> _TASK TO CARRY OUT_:
Below are the entries; output exactly the lines from the one containing "OCR this image." through the final line, inclusive.

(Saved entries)
★ ★ ★ ★ ★ ★ ★

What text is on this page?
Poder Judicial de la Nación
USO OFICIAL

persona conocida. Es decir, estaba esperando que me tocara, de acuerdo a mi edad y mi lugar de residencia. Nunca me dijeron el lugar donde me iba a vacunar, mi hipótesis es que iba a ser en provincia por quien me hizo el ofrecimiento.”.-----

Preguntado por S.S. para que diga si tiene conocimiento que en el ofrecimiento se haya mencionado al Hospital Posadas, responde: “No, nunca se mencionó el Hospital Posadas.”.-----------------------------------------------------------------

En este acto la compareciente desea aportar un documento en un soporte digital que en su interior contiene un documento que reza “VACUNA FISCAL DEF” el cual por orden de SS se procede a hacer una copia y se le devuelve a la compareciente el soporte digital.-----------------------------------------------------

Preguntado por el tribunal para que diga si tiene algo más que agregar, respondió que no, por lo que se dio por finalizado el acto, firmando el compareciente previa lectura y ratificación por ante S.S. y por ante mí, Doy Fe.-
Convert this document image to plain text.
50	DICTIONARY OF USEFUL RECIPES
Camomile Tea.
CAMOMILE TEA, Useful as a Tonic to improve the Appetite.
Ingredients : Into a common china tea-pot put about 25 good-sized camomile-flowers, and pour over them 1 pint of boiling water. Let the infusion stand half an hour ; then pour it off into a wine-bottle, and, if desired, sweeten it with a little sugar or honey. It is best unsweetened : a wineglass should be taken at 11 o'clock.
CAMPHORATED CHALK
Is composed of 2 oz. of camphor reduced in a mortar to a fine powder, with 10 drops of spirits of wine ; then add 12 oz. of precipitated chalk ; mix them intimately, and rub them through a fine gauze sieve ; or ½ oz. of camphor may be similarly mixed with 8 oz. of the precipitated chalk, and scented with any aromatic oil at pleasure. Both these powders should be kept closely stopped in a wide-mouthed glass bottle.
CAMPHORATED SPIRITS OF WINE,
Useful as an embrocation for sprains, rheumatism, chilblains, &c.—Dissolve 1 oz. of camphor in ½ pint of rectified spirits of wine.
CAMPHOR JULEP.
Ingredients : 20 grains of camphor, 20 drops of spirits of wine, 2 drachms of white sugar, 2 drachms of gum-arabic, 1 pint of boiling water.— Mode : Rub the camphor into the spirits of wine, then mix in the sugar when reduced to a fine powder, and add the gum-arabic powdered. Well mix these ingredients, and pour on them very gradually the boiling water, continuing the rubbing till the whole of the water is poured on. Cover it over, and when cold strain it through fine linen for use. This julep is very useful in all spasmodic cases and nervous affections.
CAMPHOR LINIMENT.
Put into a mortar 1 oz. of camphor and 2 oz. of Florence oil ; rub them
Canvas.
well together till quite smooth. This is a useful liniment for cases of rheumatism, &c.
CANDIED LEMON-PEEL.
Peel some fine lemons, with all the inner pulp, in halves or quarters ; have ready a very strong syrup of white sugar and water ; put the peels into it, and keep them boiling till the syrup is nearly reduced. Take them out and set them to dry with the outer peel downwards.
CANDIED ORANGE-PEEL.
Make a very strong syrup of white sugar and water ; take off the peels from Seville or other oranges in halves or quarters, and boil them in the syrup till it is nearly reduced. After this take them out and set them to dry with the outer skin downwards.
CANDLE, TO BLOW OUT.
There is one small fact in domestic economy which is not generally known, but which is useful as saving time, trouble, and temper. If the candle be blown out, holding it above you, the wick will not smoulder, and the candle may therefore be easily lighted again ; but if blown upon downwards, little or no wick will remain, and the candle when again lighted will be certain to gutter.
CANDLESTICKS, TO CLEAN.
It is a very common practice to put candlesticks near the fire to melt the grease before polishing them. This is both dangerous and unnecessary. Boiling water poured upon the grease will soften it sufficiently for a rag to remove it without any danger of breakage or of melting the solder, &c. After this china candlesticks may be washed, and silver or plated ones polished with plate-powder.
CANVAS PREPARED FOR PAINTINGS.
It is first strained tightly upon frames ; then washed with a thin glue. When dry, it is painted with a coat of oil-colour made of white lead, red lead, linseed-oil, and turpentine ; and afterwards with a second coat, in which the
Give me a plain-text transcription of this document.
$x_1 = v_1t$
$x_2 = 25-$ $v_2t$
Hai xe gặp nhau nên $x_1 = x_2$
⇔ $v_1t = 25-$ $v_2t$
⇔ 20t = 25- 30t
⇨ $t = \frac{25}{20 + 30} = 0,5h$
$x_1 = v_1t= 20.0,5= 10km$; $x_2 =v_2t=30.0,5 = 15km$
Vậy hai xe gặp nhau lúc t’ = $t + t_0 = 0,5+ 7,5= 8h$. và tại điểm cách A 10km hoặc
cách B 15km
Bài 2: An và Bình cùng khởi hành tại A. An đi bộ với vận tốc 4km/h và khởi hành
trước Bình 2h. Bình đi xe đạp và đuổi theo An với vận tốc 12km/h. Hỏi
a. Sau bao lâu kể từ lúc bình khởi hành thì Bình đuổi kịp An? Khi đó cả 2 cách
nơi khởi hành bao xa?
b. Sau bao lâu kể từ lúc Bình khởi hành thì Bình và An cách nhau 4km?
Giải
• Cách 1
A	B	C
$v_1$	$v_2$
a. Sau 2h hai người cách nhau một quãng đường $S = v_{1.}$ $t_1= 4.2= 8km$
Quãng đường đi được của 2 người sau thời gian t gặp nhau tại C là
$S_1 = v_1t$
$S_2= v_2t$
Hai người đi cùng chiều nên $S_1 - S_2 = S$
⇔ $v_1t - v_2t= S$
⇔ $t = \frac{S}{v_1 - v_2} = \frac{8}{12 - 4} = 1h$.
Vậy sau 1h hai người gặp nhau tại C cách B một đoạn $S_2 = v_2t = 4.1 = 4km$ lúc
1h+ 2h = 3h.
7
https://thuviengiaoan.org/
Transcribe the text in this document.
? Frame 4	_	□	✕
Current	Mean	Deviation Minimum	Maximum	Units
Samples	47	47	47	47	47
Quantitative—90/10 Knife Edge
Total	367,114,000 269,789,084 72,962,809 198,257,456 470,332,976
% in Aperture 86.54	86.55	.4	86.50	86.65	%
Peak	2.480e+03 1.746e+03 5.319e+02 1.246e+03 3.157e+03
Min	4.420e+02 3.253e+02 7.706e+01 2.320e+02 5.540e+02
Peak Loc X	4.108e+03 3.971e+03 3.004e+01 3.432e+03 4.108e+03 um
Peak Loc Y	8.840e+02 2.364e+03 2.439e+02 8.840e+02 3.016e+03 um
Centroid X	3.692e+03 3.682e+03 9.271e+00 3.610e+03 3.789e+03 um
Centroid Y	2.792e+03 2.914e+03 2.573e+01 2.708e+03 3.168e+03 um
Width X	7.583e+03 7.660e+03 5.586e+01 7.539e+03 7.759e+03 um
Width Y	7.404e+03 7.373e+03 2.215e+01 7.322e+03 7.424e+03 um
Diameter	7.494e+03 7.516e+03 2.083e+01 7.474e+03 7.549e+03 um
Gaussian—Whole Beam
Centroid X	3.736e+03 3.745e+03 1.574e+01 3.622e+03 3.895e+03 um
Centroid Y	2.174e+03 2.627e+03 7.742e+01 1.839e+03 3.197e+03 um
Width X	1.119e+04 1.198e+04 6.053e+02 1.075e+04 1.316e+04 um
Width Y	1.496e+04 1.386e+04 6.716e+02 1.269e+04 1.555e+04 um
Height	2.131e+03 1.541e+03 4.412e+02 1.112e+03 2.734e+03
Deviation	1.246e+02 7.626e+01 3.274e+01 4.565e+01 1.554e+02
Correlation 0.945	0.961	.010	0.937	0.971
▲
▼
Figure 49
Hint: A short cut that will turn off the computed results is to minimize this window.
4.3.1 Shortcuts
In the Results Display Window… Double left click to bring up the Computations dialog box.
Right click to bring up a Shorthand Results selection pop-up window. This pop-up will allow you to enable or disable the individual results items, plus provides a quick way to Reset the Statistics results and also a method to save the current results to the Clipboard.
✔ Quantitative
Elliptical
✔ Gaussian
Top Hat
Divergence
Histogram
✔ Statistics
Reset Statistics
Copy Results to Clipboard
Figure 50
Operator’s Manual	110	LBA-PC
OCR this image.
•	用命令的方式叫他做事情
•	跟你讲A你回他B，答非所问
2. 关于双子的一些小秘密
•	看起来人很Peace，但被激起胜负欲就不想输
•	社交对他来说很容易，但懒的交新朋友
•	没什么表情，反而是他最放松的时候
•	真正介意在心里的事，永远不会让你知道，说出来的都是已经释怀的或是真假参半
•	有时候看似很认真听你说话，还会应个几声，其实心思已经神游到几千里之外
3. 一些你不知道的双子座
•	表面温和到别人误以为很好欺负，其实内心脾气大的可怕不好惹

★ ★ ★ ★ ★ ★ ★

> _SOLUTION BELOW_:
OCR this image.
•	用命令的方式叫他做事情
•	跟你讲A你回他B，答非所问
2. 关于双子的一些小秘密
•	看起来人很Peace，但被激起胜负欲就不想输
•	社交对他来说很容易，但懒的交新朋友
•	没什么表情，反而是他最放松的时候
•	真正介意在心里的事，永远不会让你知道，说出来的都是已经释怀的或是真假参半
•	有时候看似很认真听你说话，还会应个几声，其实心思已经神游到几千里之外
3. 一些你不知道的双子座
•	表面温和到别人误以为很好欺负，其实内心脾气大的可怕不好惹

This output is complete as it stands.